#### [Do this]
Write out all of the lines below, exactly and completely.

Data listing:
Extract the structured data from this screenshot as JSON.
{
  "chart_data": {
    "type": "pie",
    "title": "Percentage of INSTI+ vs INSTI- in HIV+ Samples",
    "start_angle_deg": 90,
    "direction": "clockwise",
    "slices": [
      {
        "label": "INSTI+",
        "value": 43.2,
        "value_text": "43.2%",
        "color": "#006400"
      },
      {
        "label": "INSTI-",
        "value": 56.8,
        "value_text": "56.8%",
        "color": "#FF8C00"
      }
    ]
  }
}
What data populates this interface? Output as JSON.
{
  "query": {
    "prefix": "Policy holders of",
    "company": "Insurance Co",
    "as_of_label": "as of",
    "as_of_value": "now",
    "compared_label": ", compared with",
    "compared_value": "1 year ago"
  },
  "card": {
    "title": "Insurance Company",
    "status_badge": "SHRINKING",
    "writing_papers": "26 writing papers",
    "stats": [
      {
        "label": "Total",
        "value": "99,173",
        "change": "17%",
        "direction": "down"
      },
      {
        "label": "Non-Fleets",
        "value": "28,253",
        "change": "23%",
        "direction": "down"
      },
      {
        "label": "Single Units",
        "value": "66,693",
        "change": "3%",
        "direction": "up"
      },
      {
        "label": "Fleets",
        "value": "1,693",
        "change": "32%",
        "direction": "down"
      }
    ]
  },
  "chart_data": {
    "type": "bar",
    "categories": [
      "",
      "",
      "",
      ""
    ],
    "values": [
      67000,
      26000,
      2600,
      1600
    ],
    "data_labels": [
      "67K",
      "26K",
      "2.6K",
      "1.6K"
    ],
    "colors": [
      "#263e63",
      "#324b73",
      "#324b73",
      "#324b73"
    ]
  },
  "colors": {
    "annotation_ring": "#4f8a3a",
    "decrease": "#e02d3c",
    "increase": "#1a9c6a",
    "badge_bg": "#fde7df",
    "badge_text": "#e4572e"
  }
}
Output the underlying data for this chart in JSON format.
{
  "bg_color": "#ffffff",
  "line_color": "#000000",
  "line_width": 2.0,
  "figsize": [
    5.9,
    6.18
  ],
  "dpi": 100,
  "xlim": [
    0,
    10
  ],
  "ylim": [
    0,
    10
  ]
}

#### [Solution below]
Extract the structured data from this screenshot as JSON.
{
  "chart_data": {
    "type": "pie",
    "title": "Percentage of INSTI+ vs INSTI- in HIV+ Samples",
    "start_angle_deg": 90,
    "direction": "clockwise",
    "slices": [
      {
        "label": "INSTI+",
        "value": 43.2,
        "value_text": "43.2%",
        "color": "#006400"
      },
      {
        "label": "INSTI-",
        "value": 56.8,
        "value_text": "56.8%",
        "color": "#FF8C00"
      }
    ]
  }
}
What data populates this interface? Output as JSON.
{
  "query": {
    "prefix": "Policy holders of",
    "company": "Insurance Co",
    "as_of_label": "as of",
    "as_of_value": "now",
    "compared_label": ", compared with",
    "compared_value": "1 year ago"
  },
  "card": {
    "title": "Insurance Company",
    "status_badge": "SHRINKING",
    "writing_papers": "26 writing papers",
    "stats": [
      {
        "label": "Total",
        "value": "99,173",
        "change": "17%",
        "direction": "down"
      },
      {
        "label": "Non-Fleets",
        "value": "28,253",
        "change": "23%",
        "direction": "down"
      },
      {
        "label": "Single Units",
        "value": "66,693",
        "change": "3%",
        "direction": "up"
      },
      {
        "label": "Fleets",
        "value": "1,693",
        "change": "32%",
        "direction": "down"
      }
    ]
  },
  "chart_data": {
    "type": "bar",
    "categories": [
      "",
      "",
      "",
      ""
    ],
    "values": [
      67000,
      26000,
      2600,
      1600
    ],
    "data_labels": [
      "67K",
      "26K",
      "2.6K",
      "1.6K"
    ],
    "colors": [
      "#263e63",
      "#324b73",
      "#324b73",
      "#324b73"
    ]
  },
  "colors": {
    "annotation_ring": "#4f8a3a",
    "decrease": "#e02d3c",
    "increase": "#1a9c6a",
    "badge_bg": "#fde7df",
    "badge_text": "#e4572e"
  }
}
Output the underlying data for this chart in JSON format.
{
  "bg_color": "#ffffff",
  "line_color": "#000000",
  "line_width": 2.0,
  "figsize": [
    5.9,
    6.18
  ],
  "dpi": 100,
  "xlim": [
    0,
    10
  ],
  "ylim": [
    0,
    10
  ]
}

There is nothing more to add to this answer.